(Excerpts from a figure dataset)
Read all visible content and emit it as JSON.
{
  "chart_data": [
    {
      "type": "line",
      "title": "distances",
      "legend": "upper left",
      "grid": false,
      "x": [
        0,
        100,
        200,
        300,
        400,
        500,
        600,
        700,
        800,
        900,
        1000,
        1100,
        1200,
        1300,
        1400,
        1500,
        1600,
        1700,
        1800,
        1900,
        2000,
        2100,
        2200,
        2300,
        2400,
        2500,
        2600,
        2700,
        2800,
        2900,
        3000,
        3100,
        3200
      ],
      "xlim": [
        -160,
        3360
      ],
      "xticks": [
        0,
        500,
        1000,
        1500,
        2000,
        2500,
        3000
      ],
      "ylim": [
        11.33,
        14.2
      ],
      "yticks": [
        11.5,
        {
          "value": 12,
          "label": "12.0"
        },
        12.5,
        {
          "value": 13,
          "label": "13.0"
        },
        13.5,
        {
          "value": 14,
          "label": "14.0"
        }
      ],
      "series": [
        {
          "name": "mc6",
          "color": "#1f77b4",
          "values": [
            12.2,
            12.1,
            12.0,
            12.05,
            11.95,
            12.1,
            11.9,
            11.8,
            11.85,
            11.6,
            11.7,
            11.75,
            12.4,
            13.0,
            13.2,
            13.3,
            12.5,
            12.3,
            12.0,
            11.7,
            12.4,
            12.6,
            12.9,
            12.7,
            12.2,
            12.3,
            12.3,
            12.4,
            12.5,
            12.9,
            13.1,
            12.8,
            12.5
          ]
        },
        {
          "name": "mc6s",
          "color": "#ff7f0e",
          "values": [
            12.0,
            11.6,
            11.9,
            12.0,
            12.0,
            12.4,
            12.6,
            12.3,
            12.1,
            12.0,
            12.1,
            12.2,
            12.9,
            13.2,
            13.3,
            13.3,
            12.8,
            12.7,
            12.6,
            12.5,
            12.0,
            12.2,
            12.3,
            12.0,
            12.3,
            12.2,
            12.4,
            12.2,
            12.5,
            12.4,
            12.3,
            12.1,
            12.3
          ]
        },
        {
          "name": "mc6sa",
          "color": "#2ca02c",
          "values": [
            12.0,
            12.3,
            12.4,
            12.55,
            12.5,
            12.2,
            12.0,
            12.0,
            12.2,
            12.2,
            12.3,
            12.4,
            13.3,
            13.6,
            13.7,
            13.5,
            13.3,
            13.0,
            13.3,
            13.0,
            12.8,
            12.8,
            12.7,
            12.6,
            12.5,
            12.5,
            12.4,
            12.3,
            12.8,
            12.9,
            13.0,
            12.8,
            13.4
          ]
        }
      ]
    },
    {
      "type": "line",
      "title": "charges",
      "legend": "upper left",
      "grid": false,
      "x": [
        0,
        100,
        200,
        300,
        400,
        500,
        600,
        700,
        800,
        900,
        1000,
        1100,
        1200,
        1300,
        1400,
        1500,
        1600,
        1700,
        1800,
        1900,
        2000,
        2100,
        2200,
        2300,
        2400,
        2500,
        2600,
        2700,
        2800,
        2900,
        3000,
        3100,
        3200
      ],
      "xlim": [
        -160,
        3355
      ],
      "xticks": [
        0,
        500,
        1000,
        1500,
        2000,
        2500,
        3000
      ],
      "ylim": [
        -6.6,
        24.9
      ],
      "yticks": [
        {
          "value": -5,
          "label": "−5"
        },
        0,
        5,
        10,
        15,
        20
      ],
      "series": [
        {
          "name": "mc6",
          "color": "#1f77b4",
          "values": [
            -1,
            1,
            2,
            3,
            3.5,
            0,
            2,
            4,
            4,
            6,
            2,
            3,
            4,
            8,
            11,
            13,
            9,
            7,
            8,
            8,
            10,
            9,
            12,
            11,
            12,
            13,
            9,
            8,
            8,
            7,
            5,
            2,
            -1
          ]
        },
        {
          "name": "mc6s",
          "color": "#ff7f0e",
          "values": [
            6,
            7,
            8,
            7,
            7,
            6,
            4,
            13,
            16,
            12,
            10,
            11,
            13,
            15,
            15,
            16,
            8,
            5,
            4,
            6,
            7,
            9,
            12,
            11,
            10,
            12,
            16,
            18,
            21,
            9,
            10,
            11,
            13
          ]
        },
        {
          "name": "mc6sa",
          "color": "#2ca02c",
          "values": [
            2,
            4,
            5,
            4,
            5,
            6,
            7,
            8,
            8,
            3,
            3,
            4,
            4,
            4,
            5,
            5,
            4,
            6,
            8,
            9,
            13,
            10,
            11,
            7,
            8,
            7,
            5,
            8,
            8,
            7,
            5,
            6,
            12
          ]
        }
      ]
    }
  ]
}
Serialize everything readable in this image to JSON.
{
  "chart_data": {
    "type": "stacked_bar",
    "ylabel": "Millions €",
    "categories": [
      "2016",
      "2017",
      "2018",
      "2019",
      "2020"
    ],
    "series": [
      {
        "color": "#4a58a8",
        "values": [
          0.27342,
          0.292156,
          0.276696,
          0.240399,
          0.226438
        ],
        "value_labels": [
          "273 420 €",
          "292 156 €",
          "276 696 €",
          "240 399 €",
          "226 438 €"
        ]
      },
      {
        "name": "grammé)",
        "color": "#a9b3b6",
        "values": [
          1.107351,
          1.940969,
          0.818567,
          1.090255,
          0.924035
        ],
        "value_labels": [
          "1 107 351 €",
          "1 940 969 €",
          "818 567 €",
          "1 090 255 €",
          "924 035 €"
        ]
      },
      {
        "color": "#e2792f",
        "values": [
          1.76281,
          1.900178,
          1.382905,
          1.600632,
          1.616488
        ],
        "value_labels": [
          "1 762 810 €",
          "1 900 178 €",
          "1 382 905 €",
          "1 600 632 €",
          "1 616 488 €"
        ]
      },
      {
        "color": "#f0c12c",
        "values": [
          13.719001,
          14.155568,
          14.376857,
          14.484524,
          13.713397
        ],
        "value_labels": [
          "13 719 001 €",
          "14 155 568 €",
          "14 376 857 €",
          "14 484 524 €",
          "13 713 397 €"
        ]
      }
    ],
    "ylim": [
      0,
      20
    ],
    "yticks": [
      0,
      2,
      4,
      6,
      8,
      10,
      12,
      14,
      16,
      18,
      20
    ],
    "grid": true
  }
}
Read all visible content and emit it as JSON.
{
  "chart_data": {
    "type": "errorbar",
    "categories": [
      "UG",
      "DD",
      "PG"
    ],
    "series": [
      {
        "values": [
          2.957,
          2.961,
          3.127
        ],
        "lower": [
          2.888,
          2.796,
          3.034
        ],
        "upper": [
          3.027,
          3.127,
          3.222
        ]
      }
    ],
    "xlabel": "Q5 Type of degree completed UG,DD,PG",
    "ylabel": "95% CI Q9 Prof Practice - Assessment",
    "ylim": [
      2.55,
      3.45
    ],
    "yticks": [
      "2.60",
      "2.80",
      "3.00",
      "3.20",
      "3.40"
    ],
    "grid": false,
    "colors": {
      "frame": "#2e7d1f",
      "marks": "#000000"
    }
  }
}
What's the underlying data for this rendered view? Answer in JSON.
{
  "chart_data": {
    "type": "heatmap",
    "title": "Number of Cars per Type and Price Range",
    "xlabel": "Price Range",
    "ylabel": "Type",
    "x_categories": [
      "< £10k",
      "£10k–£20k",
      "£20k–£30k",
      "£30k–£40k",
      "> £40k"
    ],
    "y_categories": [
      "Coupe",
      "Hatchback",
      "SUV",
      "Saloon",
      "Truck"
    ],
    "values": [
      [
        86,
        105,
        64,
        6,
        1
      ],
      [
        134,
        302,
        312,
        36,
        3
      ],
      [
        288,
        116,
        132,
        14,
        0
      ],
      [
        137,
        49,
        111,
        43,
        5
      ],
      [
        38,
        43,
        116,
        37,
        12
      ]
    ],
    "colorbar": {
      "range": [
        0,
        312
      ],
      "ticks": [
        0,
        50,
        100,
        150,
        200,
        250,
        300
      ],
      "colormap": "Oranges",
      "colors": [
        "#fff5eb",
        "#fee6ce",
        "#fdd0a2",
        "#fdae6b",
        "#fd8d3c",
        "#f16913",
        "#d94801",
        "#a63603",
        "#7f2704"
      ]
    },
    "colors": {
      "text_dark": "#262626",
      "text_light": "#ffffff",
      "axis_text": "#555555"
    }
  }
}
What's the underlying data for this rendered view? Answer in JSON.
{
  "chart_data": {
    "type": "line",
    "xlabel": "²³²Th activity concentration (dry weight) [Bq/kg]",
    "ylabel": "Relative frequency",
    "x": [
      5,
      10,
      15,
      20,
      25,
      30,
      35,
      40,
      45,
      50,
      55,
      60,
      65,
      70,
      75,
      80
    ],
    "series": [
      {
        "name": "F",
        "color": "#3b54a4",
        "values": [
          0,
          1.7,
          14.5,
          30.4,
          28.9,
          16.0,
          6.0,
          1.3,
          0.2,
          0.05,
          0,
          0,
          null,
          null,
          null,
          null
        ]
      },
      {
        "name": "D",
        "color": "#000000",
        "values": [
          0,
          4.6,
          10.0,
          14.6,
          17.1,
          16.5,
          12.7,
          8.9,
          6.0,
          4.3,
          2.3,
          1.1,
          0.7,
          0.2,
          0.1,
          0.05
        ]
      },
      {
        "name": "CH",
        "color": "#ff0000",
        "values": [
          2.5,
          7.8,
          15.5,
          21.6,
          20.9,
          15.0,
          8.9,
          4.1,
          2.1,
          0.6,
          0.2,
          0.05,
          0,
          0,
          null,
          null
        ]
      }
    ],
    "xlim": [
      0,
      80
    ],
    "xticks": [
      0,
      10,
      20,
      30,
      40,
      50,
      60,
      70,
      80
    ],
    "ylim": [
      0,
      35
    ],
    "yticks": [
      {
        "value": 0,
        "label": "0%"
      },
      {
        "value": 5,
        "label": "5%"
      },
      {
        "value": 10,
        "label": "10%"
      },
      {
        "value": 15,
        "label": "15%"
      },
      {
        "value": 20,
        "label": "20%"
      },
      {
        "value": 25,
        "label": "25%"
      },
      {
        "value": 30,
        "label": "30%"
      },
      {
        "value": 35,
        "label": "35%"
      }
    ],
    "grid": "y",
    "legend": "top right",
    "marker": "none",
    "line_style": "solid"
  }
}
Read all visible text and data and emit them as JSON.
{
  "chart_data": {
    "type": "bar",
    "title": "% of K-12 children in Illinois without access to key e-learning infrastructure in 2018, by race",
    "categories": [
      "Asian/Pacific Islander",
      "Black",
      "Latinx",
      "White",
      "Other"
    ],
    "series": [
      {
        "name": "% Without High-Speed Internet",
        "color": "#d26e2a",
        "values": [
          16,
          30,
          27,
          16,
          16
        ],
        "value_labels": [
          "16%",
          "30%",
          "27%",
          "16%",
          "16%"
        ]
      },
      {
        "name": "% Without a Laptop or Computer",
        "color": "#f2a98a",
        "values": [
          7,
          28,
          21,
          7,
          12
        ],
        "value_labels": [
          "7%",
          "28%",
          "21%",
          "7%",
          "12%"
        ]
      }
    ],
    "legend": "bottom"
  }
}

Work to complete: Write out the lines above from the one containing "Read all visible text" through the last, exactly as they are.

Reply to the task:
Read all visible text and data and emit them as JSON.
{
  "chart_data": {
    "type": "bar",
    "title": "% of K-12 children in Illinois without access to key e-learning infrastructure in 2018, by race",
    "categories": [
      "Asian/Pacific Islander",
      "Black",
      "Latinx",
      "White",
      "Other"
    ],
    "series": [
      {
        "name": "% Without High-Speed Internet",
        "color": "#d26e2a",
        "values": [
          16,
          30,
          27,
          16,
          16
        ],
        "value_labels": [
          "16%",
          "30%",
          "27%",
          "16%",
          "16%"
        ]
      },
      {
        "name": "% Without a Laptop or Computer",
        "color": "#f2a98a",
        "values": [
          7,
          28,
          21,
          7,
          12
        ],
        "value_labels": [
          "7%",
          "28%",
          "21%",
          "7%",
          "12%"
        ]
      }
    ],
    "legend": "bottom"
  }
}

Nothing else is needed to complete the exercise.